## Material for this exercise

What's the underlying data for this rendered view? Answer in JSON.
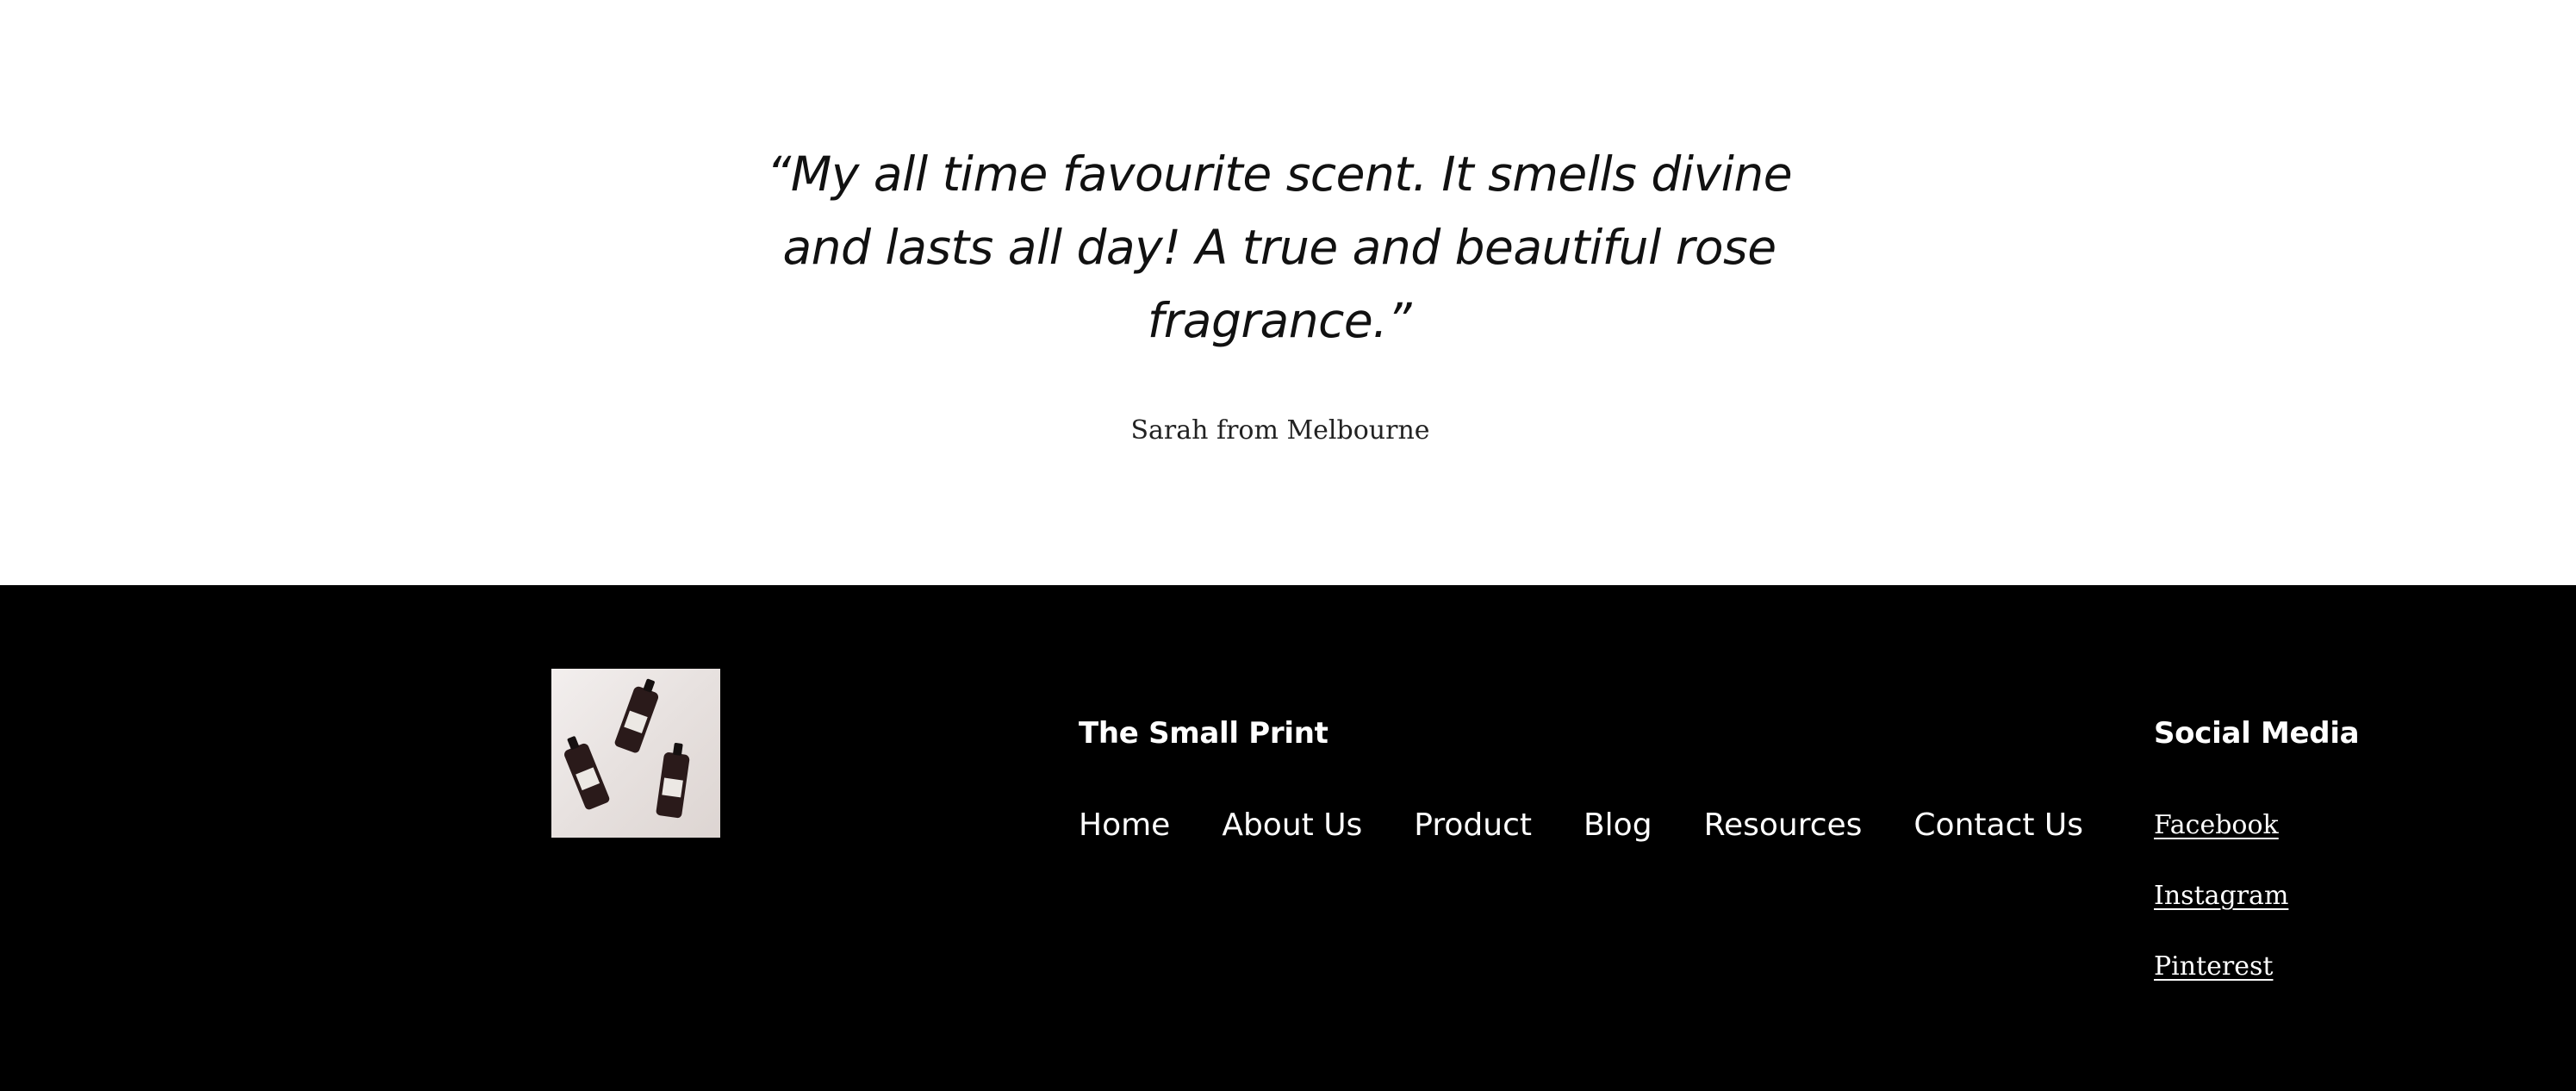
{
  "testimonial": {
    "quote": "“My all time favourite scent. It smells divine and lasts all day! A true and beautiful rose fragrance.”",
    "author": "Sarah from Melbourne"
  },
  "footer": {
    "logo_icon": "product-bottles-image",
    "small_print": {
      "title": "The Small Print",
      "links": [
        {
          "label": "Home"
        },
        {
          "label": "About Us"
        },
        {
          "label": "Product"
        },
        {
          "label": "Blog"
        },
        {
          "label": "Resources"
        },
        {
          "label": "Contact Us"
        }
      ]
    },
    "social": {
      "title": "Social Media",
      "links": [
        {
          "label": "Facebook"
        },
        {
          "label": "Instagram"
        },
        {
          "label": "Pinterest"
        }
      ]
    }
  },
  "colors": {
    "background": "#ffffff",
    "footer_background": "#000000",
    "footer_text": "#ffffff",
    "body_text": "#111111"
  }
}
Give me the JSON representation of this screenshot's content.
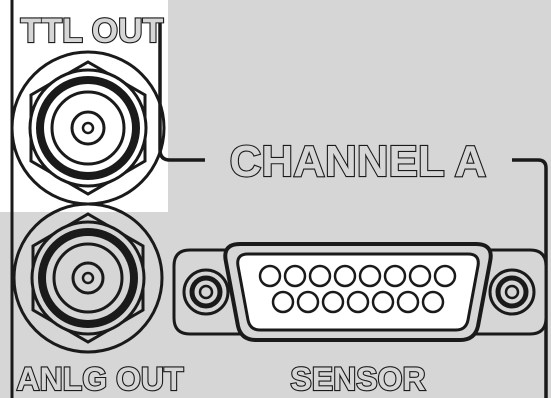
{
  "labels": {
    "ttl_out": "TTL OUT",
    "channel": "CHANNEL A",
    "anlg_out": "ANLG OUT",
    "sensor": "SENSOR"
  },
  "colors": {
    "panel": "#d6d6d6",
    "highlight": "#ffffff",
    "ink": "#1a1a1a"
  },
  "connectors": {
    "ttl_out": "bnc-connector",
    "anlg_out": "bnc-connector",
    "sensor": "db15-connector",
    "sensor_pin_rows": [
      8,
      7
    ]
  }
}
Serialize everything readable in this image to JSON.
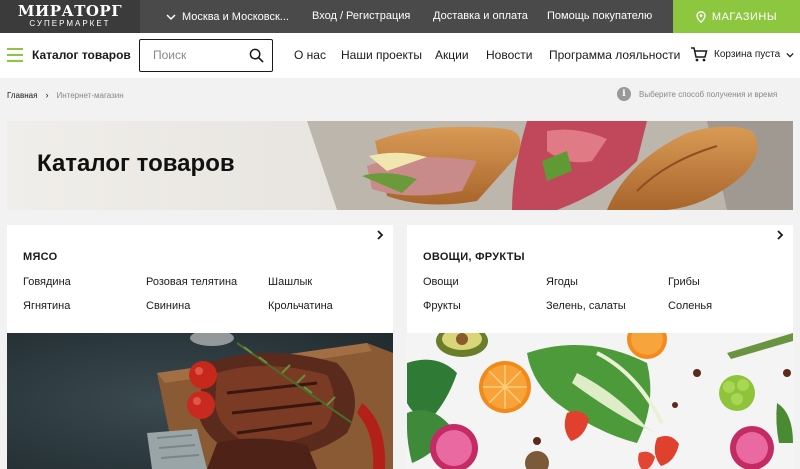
{
  "header": {
    "logo_main": "МИРАТОРГ",
    "logo_sub": "СУПЕРМАРКЕТ",
    "region": "Москва и Московск...",
    "login": "Вход / Регистрация",
    "delivery": "Доставка и оплата",
    "help": "Помощь покупателю",
    "stores": "МАГАЗИНЫ"
  },
  "nav": {
    "catalog": "Каталог товаров",
    "search_placeholder": "Поиск",
    "items": [
      "О нас",
      "Наши проекты",
      "Акции",
      "Новости",
      "Программа лояльности"
    ],
    "cart": "Корзина пуста"
  },
  "breadcrumb": {
    "home": "Главная",
    "separator": "›",
    "current": "Интернет-магазин",
    "delivery_choice": "Выберите способ получения и время"
  },
  "banner": {
    "title": "Каталог товаров"
  },
  "categories": [
    {
      "title": "МЯСО",
      "items": [
        "Говядина",
        "Розовая телятина",
        "Шашлык",
        "Ягнятина",
        "Свинина",
        "Крольчатина"
      ]
    },
    {
      "title": "ОВОЩИ, ФРУКТЫ",
      "items": [
        "Овощи",
        "Ягоды",
        "Грибы",
        "Фрукты",
        "Зелень, салаты",
        "Соленья"
      ]
    }
  ],
  "colors": {
    "accent": "#8dc63f",
    "topbar": "#4a4a4a",
    "logo_bg": "#3b3b3b"
  },
  "icons": {
    "region_chevron": "chevron-down-icon",
    "stores": "location-pin-icon",
    "search": "search-icon",
    "cart": "cart-icon",
    "info": "info-icon",
    "card_arrow": "chevron-right-icon"
  }
}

## Given instruction
Lines containing the string "title" are to be selected and copied.

## Exercise solution
      "title": "The Small Print",
      "title": "Social Media",
    "title": "Каталог товаров"
      "title": "МЯСО",
      "title": "ОВОЩИ, ФРУКТЫ",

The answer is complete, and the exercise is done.